= The input =
• • • • •
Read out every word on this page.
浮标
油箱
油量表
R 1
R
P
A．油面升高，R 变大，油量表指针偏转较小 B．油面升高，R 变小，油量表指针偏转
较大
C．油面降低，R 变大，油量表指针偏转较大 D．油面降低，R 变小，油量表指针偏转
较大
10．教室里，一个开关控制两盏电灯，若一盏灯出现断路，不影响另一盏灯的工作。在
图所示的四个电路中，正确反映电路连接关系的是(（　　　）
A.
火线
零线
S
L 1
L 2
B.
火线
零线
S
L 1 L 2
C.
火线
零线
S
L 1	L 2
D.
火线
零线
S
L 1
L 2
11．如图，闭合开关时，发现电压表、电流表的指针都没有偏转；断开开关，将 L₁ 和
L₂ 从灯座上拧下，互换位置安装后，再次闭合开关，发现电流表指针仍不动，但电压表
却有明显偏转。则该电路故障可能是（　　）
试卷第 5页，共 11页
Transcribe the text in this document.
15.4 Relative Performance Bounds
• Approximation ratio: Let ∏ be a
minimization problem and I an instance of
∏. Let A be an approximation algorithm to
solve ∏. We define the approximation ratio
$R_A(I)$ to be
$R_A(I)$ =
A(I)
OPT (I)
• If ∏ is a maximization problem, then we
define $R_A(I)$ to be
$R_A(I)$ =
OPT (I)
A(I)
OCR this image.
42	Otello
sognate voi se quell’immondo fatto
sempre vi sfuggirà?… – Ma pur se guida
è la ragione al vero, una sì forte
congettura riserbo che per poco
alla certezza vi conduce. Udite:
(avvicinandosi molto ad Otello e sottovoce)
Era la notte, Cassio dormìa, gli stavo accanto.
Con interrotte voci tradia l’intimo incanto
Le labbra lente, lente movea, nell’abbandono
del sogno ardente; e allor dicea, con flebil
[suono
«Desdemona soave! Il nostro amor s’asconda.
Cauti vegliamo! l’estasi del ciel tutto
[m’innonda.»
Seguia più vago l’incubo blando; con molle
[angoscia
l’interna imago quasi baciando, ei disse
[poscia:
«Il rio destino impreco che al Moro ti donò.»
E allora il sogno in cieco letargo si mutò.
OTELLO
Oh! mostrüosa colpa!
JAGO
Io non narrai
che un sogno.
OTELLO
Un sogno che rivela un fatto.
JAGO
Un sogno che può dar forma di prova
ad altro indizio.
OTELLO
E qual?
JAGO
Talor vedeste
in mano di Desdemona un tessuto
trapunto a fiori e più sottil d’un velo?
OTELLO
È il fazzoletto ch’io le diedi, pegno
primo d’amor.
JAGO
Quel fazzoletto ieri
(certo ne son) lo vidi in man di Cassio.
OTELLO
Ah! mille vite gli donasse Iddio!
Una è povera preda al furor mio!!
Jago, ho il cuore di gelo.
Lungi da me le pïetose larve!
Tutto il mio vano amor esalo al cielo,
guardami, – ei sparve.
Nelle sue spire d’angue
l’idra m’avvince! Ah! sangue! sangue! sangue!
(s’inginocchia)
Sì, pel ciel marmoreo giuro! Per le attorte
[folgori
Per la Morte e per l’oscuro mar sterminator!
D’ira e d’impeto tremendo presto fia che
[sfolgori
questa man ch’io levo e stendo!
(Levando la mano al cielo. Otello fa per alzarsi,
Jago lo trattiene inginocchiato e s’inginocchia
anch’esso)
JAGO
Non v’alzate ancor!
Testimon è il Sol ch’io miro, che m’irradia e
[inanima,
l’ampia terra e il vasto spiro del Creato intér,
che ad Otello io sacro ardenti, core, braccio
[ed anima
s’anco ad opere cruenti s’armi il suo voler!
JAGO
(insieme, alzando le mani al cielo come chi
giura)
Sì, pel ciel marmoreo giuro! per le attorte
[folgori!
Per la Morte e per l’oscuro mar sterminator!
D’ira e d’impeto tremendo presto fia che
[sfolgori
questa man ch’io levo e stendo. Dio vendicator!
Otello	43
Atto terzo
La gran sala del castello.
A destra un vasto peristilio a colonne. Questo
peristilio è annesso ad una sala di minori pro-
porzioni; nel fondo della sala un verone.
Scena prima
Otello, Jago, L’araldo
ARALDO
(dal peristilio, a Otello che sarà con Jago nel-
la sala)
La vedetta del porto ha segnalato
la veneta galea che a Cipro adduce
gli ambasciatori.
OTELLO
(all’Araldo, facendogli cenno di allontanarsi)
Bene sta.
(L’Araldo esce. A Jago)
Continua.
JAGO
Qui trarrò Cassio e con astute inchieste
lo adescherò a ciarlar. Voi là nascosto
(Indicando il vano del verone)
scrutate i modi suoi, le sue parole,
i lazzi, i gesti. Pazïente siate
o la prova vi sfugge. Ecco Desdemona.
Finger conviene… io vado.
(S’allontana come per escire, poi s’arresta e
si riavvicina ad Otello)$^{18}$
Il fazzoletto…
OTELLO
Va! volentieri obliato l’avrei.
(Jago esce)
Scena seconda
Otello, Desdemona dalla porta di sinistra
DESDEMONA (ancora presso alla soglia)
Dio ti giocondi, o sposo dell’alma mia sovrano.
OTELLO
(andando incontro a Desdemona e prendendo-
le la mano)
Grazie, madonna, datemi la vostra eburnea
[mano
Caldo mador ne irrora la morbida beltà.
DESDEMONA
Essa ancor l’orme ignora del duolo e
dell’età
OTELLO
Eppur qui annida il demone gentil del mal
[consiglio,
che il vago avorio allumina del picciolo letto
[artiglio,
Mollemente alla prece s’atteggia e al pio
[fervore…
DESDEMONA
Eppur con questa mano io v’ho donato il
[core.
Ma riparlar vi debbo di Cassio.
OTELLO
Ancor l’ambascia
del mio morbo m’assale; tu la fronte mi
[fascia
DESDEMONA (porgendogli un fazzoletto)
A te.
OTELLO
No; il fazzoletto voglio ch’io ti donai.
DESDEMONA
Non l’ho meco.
• • • • •
Extract every line above exactly as it stands.

Read out every word on this page.
浮标
油箱
油量表
R 1
R
P
A．油面升高，R 变大，油量表指针偏转较小 B．油面升高，R 变小，油量表指针偏转
较大
C．油面降低，R 变大，油量表指针偏转较大 D．油面降低，R 变小，油量表指针偏转
较大
10．教室里，一个开关控制两盏电灯，若一盏灯出现断路，不影响另一盏灯的工作。在
图所示的四个电路中，正确反映电路连接关系的是(（　　　）
A.
火线
零线
S
L 1
L 2
B.
火线
零线
S
L 1 L 2
C.
火线
零线
S
L 1	L 2
D.
火线
零线
S
L 1
L 2
11．如图，闭合开关时，发现电压表、电流表的指针都没有偏转；断开开关，将 L₁ 和
L₂ 从灯座上拧下，互换位置安装后，再次闭合开关，发现电流表指针仍不动，但电压表
却有明显偏转。则该电路故障可能是（　　）
试卷第 5页，共 11页
Transcribe the text in this document.
15.4 Relative Performance Bounds
• Approximation ratio: Let ∏ be a
minimization problem and I an instance of
∏. Let A be an approximation algorithm to
solve ∏. We define the approximation ratio
$R_A(I)$ to be
$R_A(I)$ =
A(I)
OPT (I)
• If ∏ is a maximization problem, then we
define $R_A(I)$ to be
$R_A(I)$ =
OPT (I)
A(I)
OCR this image.
42	Otello
sognate voi se quell’immondo fatto
sempre vi sfuggirà?… – Ma pur se guida
è la ragione al vero, una sì forte
congettura riserbo che per poco
alla certezza vi conduce. Udite:
(avvicinandosi molto ad Otello e sottovoce)
Era la notte, Cassio dormìa, gli stavo accanto.
Con interrotte voci tradia l’intimo incanto
Le labbra lente, lente movea, nell’abbandono
del sogno ardente; e allor dicea, con flebil
[suono
«Desdemona soave! Il nostro amor s’asconda.
Cauti vegliamo! l’estasi del ciel tutto
[m’innonda.»
Seguia più vago l’incubo blando; con molle
[angoscia
l’interna imago quasi baciando, ei disse
[poscia:
«Il rio destino impreco che al Moro ti donò.»
E allora il sogno in cieco letargo si mutò.
OTELLO
Oh! mostrüosa colpa!
JAGO
Io non narrai
che un sogno.
OTELLO
Un sogno che rivela un fatto.
JAGO
Un sogno che può dar forma di prova
ad altro indizio.
OTELLO
E qual?
JAGO
Talor vedeste
in mano di Desdemona un tessuto
trapunto a fiori e più sottil d’un velo?
OTELLO
È il fazzoletto ch’io le diedi, pegno
primo d’amor.
JAGO
Quel fazzoletto ieri
(certo ne son) lo vidi in man di Cassio.
OTELLO
Ah! mille vite gli donasse Iddio!
Una è povera preda al furor mio!!
Jago, ho il cuore di gelo.
Lungi da me le pïetose larve!
Tutto il mio vano amor esalo al cielo,
guardami, – ei sparve.
Nelle sue spire d’angue
l’idra m’avvince! Ah! sangue! sangue! sangue!
(s’inginocchia)
Sì, pel ciel marmoreo giuro! Per le attorte
[folgori
Per la Morte e per l’oscuro mar sterminator!
D’ira e d’impeto tremendo presto fia che
[sfolgori
questa man ch’io levo e stendo!
(Levando la mano al cielo. Otello fa per alzarsi,
Jago lo trattiene inginocchiato e s’inginocchia
anch’esso)
JAGO
Non v’alzate ancor!
Testimon è il Sol ch’io miro, che m’irradia e
[inanima,
l’ampia terra e il vasto spiro del Creato intér,
che ad Otello io sacro ardenti, core, braccio
[ed anima
s’anco ad opere cruenti s’armi il suo voler!
JAGO
(insieme, alzando le mani al cielo come chi
giura)
Sì, pel ciel marmoreo giuro! per le attorte
[folgori!
Per la Morte e per l’oscuro mar sterminator!
D’ira e d’impeto tremendo presto fia che
[sfolgori
questa man ch’io levo e stendo. Dio vendicator!
Otello	43
Atto terzo
La gran sala del castello.
A destra un vasto peristilio a colonne. Questo
peristilio è annesso ad una sala di minori pro-
porzioni; nel fondo della sala un verone.
Scena prima
Otello, Jago, L’araldo
ARALDO
(dal peristilio, a Otello che sarà con Jago nel-
la sala)
La vedetta del porto ha segnalato
la veneta galea che a Cipro adduce
gli ambasciatori.
OTELLO
(all’Araldo, facendogli cenno di allontanarsi)
Bene sta.
(L’Araldo esce. A Jago)
Continua.
JAGO
Qui trarrò Cassio e con astute inchieste
lo adescherò a ciarlar. Voi là nascosto
(Indicando il vano del verone)
scrutate i modi suoi, le sue parole,
i lazzi, i gesti. Pazïente siate
o la prova vi sfugge. Ecco Desdemona.
Finger conviene… io vado.
(S’allontana come per escire, poi s’arresta e
si riavvicina ad Otello)$^{18}$
Il fazzoletto…
OTELLO
Va! volentieri obliato l’avrei.
(Jago esce)
Scena seconda
Otello, Desdemona dalla porta di sinistra
DESDEMONA (ancora presso alla soglia)
Dio ti giocondi, o sposo dell’alma mia sovrano.
OTELLO
(andando incontro a Desdemona e prendendo-
le la mano)
Grazie, madonna, datemi la vostra eburnea
[mano
Caldo mador ne irrora la morbida beltà.
DESDEMONA
Essa ancor l’orme ignora del duolo e
dell’età
OTELLO
Eppur qui annida il demone gentil del mal
[consiglio,
che il vago avorio allumina del picciolo letto
[artiglio,
Mollemente alla prece s’atteggia e al pio
[fervore…
DESDEMONA
Eppur con questa mano io v’ho donato il
[core.
Ma riparlar vi debbo di Cassio.
OTELLO
Ancor l’ambascia
del mio morbo m’assale; tu la fronte mi
[fascia
DESDEMONA (porgendogli un fazzoletto)
A te.
OTELLO
No; il fazzoletto voglio ch’io ti donai.
DESDEMONA
Non l’ho meco.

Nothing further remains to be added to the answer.